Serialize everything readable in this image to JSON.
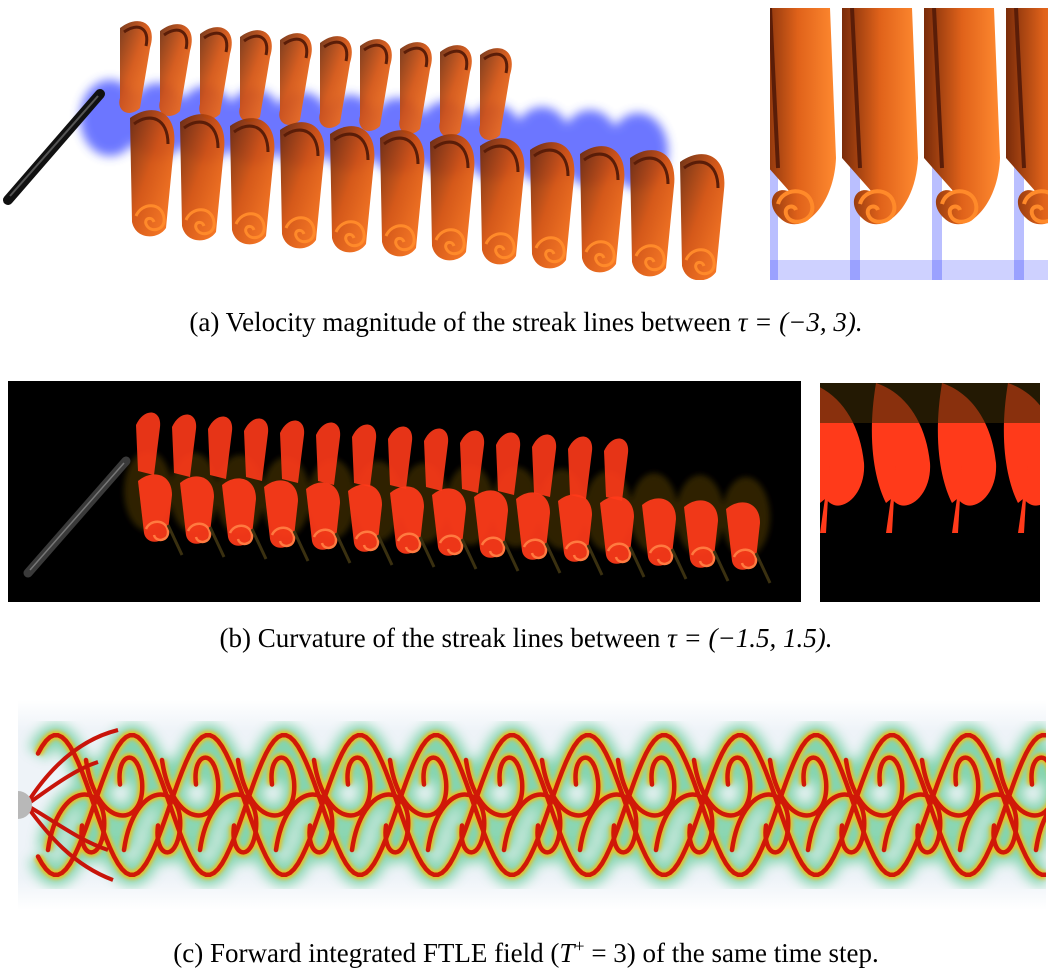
{
  "figure": {
    "panels": [
      {
        "id": "a",
        "caption_prefix": "(a) Velocity magnitude of the streak lines between ",
        "caption_math": "τ = (−3, 3).",
        "colors": {
          "sheet": "#e2560f",
          "highlight": "#ff8a2a",
          "dark": "#5a1d08",
          "vortex": "#3a48ff"
        }
      },
      {
        "id": "b",
        "caption_prefix": "(b) Curvature of the streak lines between ",
        "caption_math": "τ = (−1.5, 1.5).",
        "colors": {
          "background": "#000000",
          "sheet": "#ff3a1a",
          "dark": "#3a2a05"
        }
      },
      {
        "id": "c",
        "caption_prefix": "(c) Forward integrated FTLE field (",
        "caption_math": "T",
        "caption_sup": "+",
        "caption_math2": " = 3)",
        "caption_suffix": " of the same time step.",
        "colors": {
          "ridge": "#d01808",
          "halo": "#e8c020",
          "glow": "#5ac890",
          "background": "#eef3f8",
          "cylinder": "#b8b8b8"
        }
      }
    ]
  }
}
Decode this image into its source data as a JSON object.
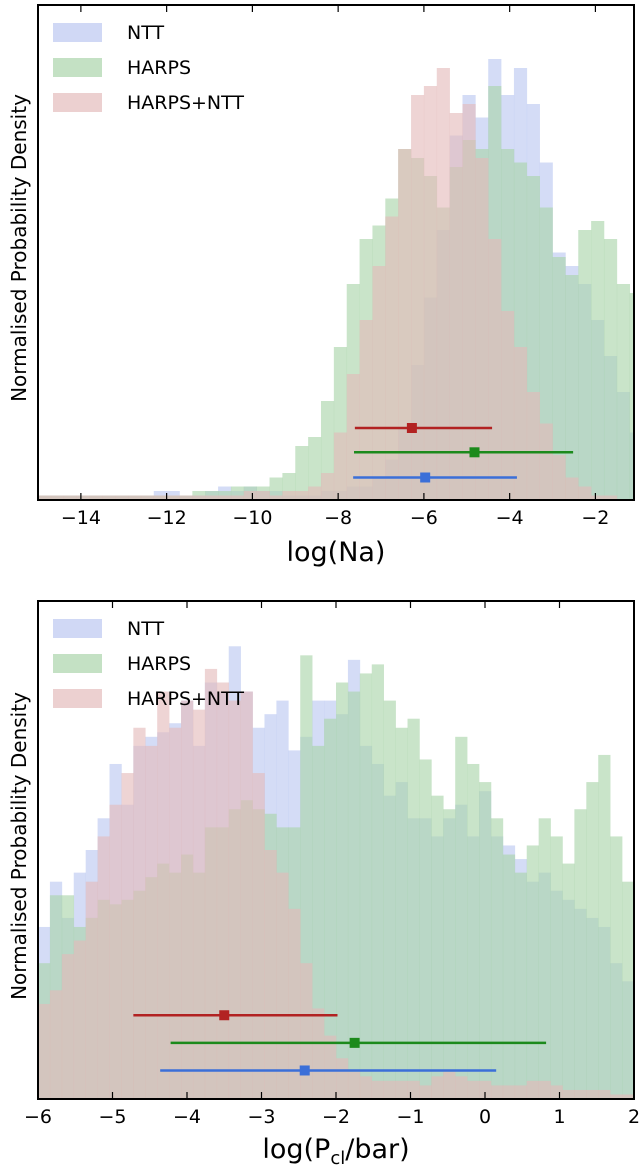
{
  "chart_data": [
    {
      "type": "histogram",
      "xlabel": "log(Na)",
      "ylabel": "Normalised Probability Density",
      "xlim": [
        -15,
        -1.1
      ],
      "ylim": [
        0,
        1.1
      ],
      "xticks": [
        -14,
        -12,
        -10,
        -8,
        -6,
        -4,
        -2
      ],
      "xtick_labels": [
        "−14",
        "−12",
        "−10",
        "−8",
        "−6",
        "−4",
        "−2"
      ],
      "yticks": [],
      "grid": false,
      "legend": {
        "placement": "top-left",
        "entries": [
          "NTT",
          "HARPS",
          "HARPS+NTT"
        ]
      },
      "bin_edges": {
        "start": -15,
        "width": 0.3,
        "count": 47
      },
      "series": [
        {
          "name": "NTT",
          "color": "#b9c6f0",
          "values": [
            0.01,
            0.01,
            0.01,
            0.01,
            0.01,
            0.01,
            0.01,
            0.01,
            0.01,
            0.02,
            0.02,
            0.01,
            0.01,
            0.02,
            0.03,
            0.02,
            0.03,
            0.02,
            0.02,
            0.01,
            0.01,
            0.01,
            0.02,
            0.02,
            0.03,
            0.03,
            0.05,
            0.09,
            0.16,
            0.3,
            0.45,
            0.6,
            0.81,
            0.9,
            0.85,
            0.98,
            0.9,
            0.96,
            0.88,
            0.75,
            0.55,
            0.52,
            0.48,
            0.4,
            0.32,
            0.24,
            0.15
          ]
        },
        {
          "name": "HARPS",
          "color": "#a8d3a8",
          "values": [
            0.01,
            0.01,
            0.01,
            0.01,
            0.01,
            0.01,
            0.01,
            0.01,
            0.01,
            0.01,
            0.01,
            0.01,
            0.02,
            0.02,
            0.02,
            0.03,
            0.03,
            0.03,
            0.05,
            0.06,
            0.12,
            0.14,
            0.22,
            0.34,
            0.48,
            0.58,
            0.61,
            0.67,
            0.78,
            0.76,
            0.72,
            0.65,
            0.74,
            0.8,
            0.78,
            0.92,
            0.78,
            0.75,
            0.72,
            0.65,
            0.54,
            0.5,
            0.6,
            0.62,
            0.58,
            0.48,
            0.46
          ]
        },
        {
          "name": "HARPS+NTT",
          "color": "#e3b9b9",
          "values": [
            0.01,
            0.01,
            0.01,
            0.01,
            0.01,
            0.01,
            0.01,
            0.01,
            0.01,
            0.01,
            0.01,
            0.01,
            0.01,
            0.01,
            0.01,
            0.01,
            0.02,
            0.02,
            0.01,
            0.02,
            0.02,
            0.03,
            0.06,
            0.15,
            0.28,
            0.4,
            0.52,
            0.63,
            0.78,
            0.9,
            0.92,
            0.96,
            0.86,
            0.88,
            0.76,
            0.58,
            0.42,
            0.34,
            0.24,
            0.17,
            0.1,
            0.05,
            0.03,
            0.01,
            0.01,
            0.0,
            0.0
          ]
        }
      ],
      "error_bars": [
        {
          "name": "HARPS+NTT",
          "color": "#b22222",
          "center": -6.28,
          "low": -7.61,
          "high": -4.41,
          "y": 0.16
        },
        {
          "name": "HARPS",
          "color": "#1c8a1c",
          "center": -4.82,
          "low": -7.63,
          "high": -2.52,
          "y": 0.106
        },
        {
          "name": "NTT",
          "color": "#3b6fd8",
          "center": -5.97,
          "low": -7.65,
          "high": -3.83,
          "y": 0.05
        }
      ]
    },
    {
      "type": "histogram",
      "xlabel": "log(P",
      "xlabel_sub": "cl",
      "xlabel_tail": "/bar)",
      "ylabel": "Normalised Probability Density",
      "xlim": [
        -6,
        2
      ],
      "ylim": [
        0,
        1.1
      ],
      "xticks": [
        -6,
        -5,
        -4,
        -3,
        -2,
        -1,
        0,
        1,
        2
      ],
      "xtick_labels": [
        "−6",
        "−5",
        "−4",
        "−3",
        "−2",
        "−1",
        "0",
        "1",
        "2"
      ],
      "yticks": [],
      "grid": false,
      "legend": {
        "placement": "top-left",
        "entries": [
          "NTT",
          "HARPS",
          "HARPS+NTT"
        ]
      },
      "bin_edges": {
        "start": -6,
        "width": 0.16,
        "count": 50
      },
      "series": [
        {
          "name": "NTT",
          "color": "#b9c6f0",
          "values": [
            0.38,
            0.48,
            0.4,
            0.5,
            0.55,
            0.62,
            0.74,
            0.65,
            0.78,
            0.8,
            0.81,
            0.83,
            0.88,
            0.78,
            0.92,
            0.9,
            1.0,
            0.9,
            0.82,
            0.85,
            0.88,
            0.77,
            0.8,
            0.88,
            0.88,
            0.85,
            0.97,
            0.78,
            0.74,
            0.67,
            0.7,
            0.62,
            0.62,
            0.58,
            0.62,
            0.65,
            0.58,
            0.68,
            0.58,
            0.56,
            0.53,
            0.48,
            0.5,
            0.46,
            0.44,
            0.42,
            0.4,
            0.38,
            0.3,
            0.26
          ]
        },
        {
          "name": "HARPS",
          "color": "#a8d3a8",
          "values": [
            0.3,
            0.45,
            0.45,
            0.38,
            0.4,
            0.44,
            0.43,
            0.44,
            0.46,
            0.49,
            0.52,
            0.5,
            0.54,
            0.5,
            0.6,
            0.6,
            0.64,
            0.66,
            0.64,
            0.63,
            0.6,
            0.6,
            0.98,
            0.78,
            0.84,
            0.92,
            0.9,
            0.94,
            0.96,
            0.88,
            0.82,
            0.84,
            0.75,
            0.67,
            0.64,
            0.8,
            0.74,
            0.7,
            0.62,
            0.54,
            0.5,
            0.56,
            0.62,
            0.58,
            0.52,
            0.64,
            0.7,
            0.76,
            0.58,
            0.48
          ]
        },
        {
          "name": "HARPS+NTT",
          "color": "#e3b9b9",
          "values": [
            0.21,
            0.24,
            0.32,
            0.35,
            0.48,
            0.58,
            0.65,
            0.72,
            0.82,
            0.78,
            0.9,
            0.82,
            0.88,
            0.86,
            0.95,
            0.92,
            0.88,
            0.9,
            0.72,
            0.55,
            0.5,
            0.42,
            0.3,
            0.2,
            0.14,
            0.09,
            0.06,
            0.05,
            0.04,
            0.04,
            0.04,
            0.04,
            0.03,
            0.05,
            0.06,
            0.05,
            0.04,
            0.04,
            0.03,
            0.03,
            0.03,
            0.04,
            0.04,
            0.03,
            0.02,
            0.02,
            0.02,
            0.02,
            0.01,
            0.01
          ]
        }
      ],
      "error_bars": [
        {
          "name": "HARPS+NTT",
          "color": "#b22222",
          "center": -3.5,
          "low": -4.72,
          "high": -1.98,
          "y": 0.185
        },
        {
          "name": "HARPS",
          "color": "#1c8a1c",
          "center": -1.75,
          "low": -4.22,
          "high": 0.82,
          "y": 0.124
        },
        {
          "name": "NTT",
          "color": "#3b6fd8",
          "center": -2.42,
          "low": -4.36,
          "high": 0.15,
          "y": 0.063
        }
      ]
    }
  ]
}
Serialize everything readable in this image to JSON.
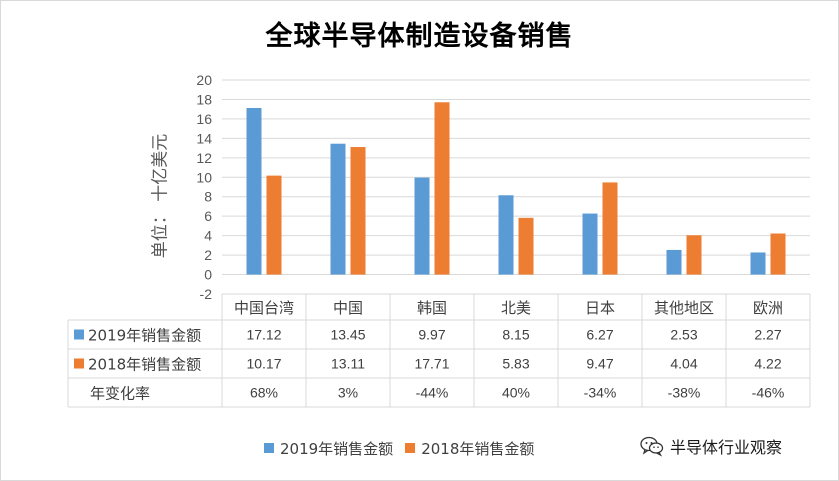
{
  "chart_data": {
    "type": "bar",
    "title": "全球半导体制造设备销售",
    "ylabel": "单位： 十亿美元",
    "categories": [
      "中国台湾",
      "中国",
      "韩国",
      "北美",
      "日本",
      "其他地区",
      "欧洲"
    ],
    "series": [
      {
        "name": "2019年销售金额",
        "color": "#5b9bd5",
        "values": [
          17.12,
          13.45,
          9.97,
          8.15,
          6.27,
          2.53,
          2.27
        ]
      },
      {
        "name": "2018年销售金额",
        "color": "#ed7d31",
        "values": [
          10.17,
          13.11,
          17.71,
          5.83,
          9.47,
          4.04,
          4.22
        ]
      }
    ],
    "ylim": [
      -2,
      20
    ],
    "yticks": [
      -2,
      0,
      2,
      4,
      6,
      8,
      10,
      12,
      14,
      16,
      18,
      20
    ],
    "grid": true,
    "legend": "bottom",
    "data_table": {
      "rows": [
        {
          "label": "2019年销售金额",
          "cells": [
            "17.12",
            "13.45",
            "9.97",
            "8.15",
            "6.27",
            "2.53",
            "2.27"
          ]
        },
        {
          "label": "2018年销售金额",
          "cells": [
            "10.17",
            "13.11",
            "17.71",
            "5.83",
            "9.47",
            "4.04",
            "4.22"
          ]
        },
        {
          "label": "年变化率",
          "cells": [
            "68%",
            "3%",
            "-44%",
            "40%",
            "-34%",
            "-38%",
            "-46%"
          ]
        }
      ]
    }
  },
  "watermark": {
    "text": "半导体行业观察",
    "icon": "wechat-icon"
  }
}
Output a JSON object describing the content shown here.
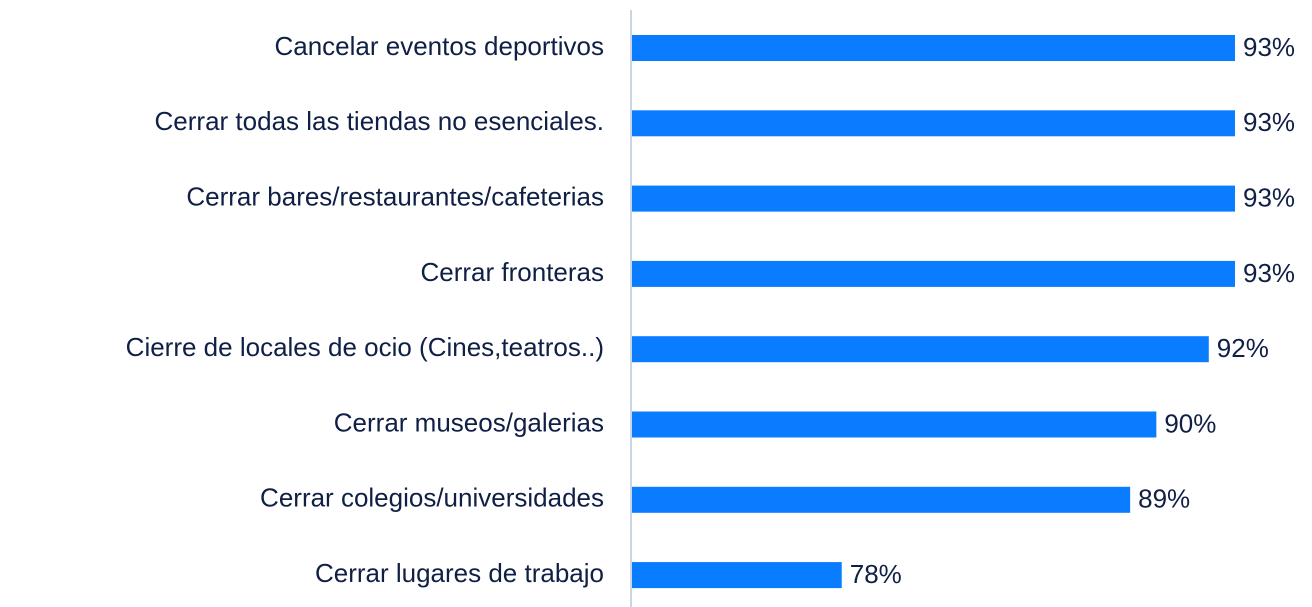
{
  "chart_data": {
    "type": "bar",
    "orientation": "horizontal",
    "categories": [
      "Cancelar eventos deportivos",
      "Cerrar todas las tiendas no esenciales.",
      "Cerrar bares/restaurantes/cafeterias",
      "Cerrar fronteras",
      "Cierre de locales de ocio (Cines,teatros..)",
      "Cerrar museos/galerias",
      "Cerrar colegios/universidades",
      "Cerrar lugares de trabajo"
    ],
    "values": [
      93,
      93,
      93,
      93,
      92,
      90,
      89,
      78
    ],
    "value_labels": [
      "93%",
      "93%",
      "93%",
      "93%",
      "92%",
      "90%",
      "89%",
      "78%"
    ],
    "color": "#0a7cff",
    "xlim": [
      70,
      93
    ]
  }
}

..........

-- Request --
Every line from the one containing "Output a JSON" through the end of the listing is to be copied exactly; the pictures are not.

-- Correct answer --
Output a JSON object describing the content shown here.
{
  "chart_data": {
    "type": "bar",
    "orientation": "horizontal",
    "categories": [
      "Cancelar eventos deportivos",
      "Cerrar todas las tiendas no esenciales.",
      "Cerrar bares/restaurantes/cafeterias",
      "Cerrar fronteras",
      "Cierre de locales de ocio (Cines,teatros..)",
      "Cerrar museos/galerias",
      "Cerrar colegios/universidades",
      "Cerrar lugares de trabajo"
    ],
    "values": [
      93,
      93,
      93,
      93,
      92,
      90,
      89,
      78
    ],
    "value_labels": [
      "93%",
      "93%",
      "93%",
      "93%",
      "92%",
      "90%",
      "89%",
      "78%"
    ],
    "color": "#0a7cff",
    "xlim": [
      70,
      93
    ]
  }
}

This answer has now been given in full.